PROBLEM DETAILS →
Set down the material below word for word, excluding the pictures.

STORED DATA →

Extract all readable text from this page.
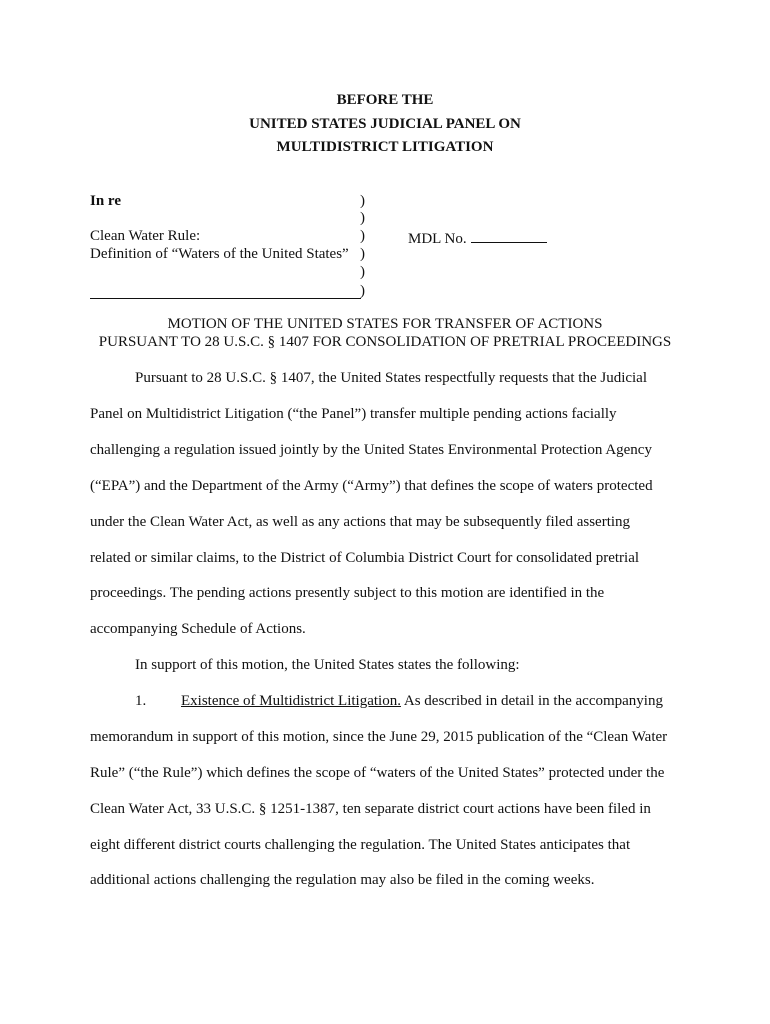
BEFORE THE
UNITED STATES JUDICIAL PANEL ON
MULTIDISTRICT LITIGATION
In re
Clean Water Rule:
Definition of “Waters of the United States”
)
)
)
)
)
)
MDL No.
MOTION OF THE UNITED STATES FOR TRANSFER OF ACTIONS
PURSUANT TO 28 U.S.C. § 1407 FOR CONSOLIDATION OF PRETRIAL PROCEEDINGS
Pursuant to 28 U.S.C. § 1407, the United States respectfully requests that the Judicial
Panel on Multidistrict Litigation (“the Panel”) transfer multiple pending actions facially
challenging a regulation issued jointly by the United States Environmental Protection Agency
(“EPA”) and the Department of the Army (“Army”) that defines the scope of waters protected
under the Clean Water Act, as well as any actions that may be subsequently filed asserting
related or similar claims, to the District of Columbia District Court for consolidated pretrial
proceedings. The pending actions presently subject to this motion are identified in the
accompanying Schedule of Actions.
In support of this motion, the United States states the following:
1. Existence of Multidistrict Litigation. As described in detail in the accompanying
memorandum in support of this motion, since the June 29, 2015 publication of the “Clean Water
Rule” (“the Rule”) which defines the scope of “waters of the United States” protected under the
Clean Water Act, 33 U.S.C. § 1251-1387, ten separate district court actions have been filed in
eight different district courts challenging the regulation. The United States anticipates that
additional actions challenging the regulation may also be filed in the coming weeks.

RIGHT ANSWER →
Extract all readable text from this page.
BEFORE THE
UNITED STATES JUDICIAL PANEL ON
MULTIDISTRICT LITIGATION
In re
Clean Water Rule:
Definition of “Waters of the United States”
)
)
)
)
)
)
MDL No.
MOTION OF THE UNITED STATES FOR TRANSFER OF ACTIONS
PURSUANT TO 28 U.S.C. § 1407 FOR CONSOLIDATION OF PRETRIAL PROCEEDINGS
Pursuant to 28 U.S.C. § 1407, the United States respectfully requests that the Judicial
Panel on Multidistrict Litigation (“the Panel”) transfer multiple pending actions facially
challenging a regulation issued jointly by the United States Environmental Protection Agency
(“EPA”) and the Department of the Army (“Army”) that defines the scope of waters protected
under the Clean Water Act, as well as any actions that may be subsequently filed asserting
related or similar claims, to the District of Columbia District Court for consolidated pretrial
proceedings. The pending actions presently subject to this motion are identified in the
accompanying Schedule of Actions.
In support of this motion, the United States states the following:
1. Existence of Multidistrict Litigation. As described in detail in the accompanying
memorandum in support of this motion, since the June 29, 2015 publication of the “Clean Water
Rule” (“the Rule”) which defines the scope of “waters of the United States” protected under the
Clean Water Act, 33 U.S.C. § 1251-1387, ten separate district court actions have been filed in
eight different district courts challenging the regulation. The United States anticipates that
additional actions challenging the regulation may also be filed in the coming weeks.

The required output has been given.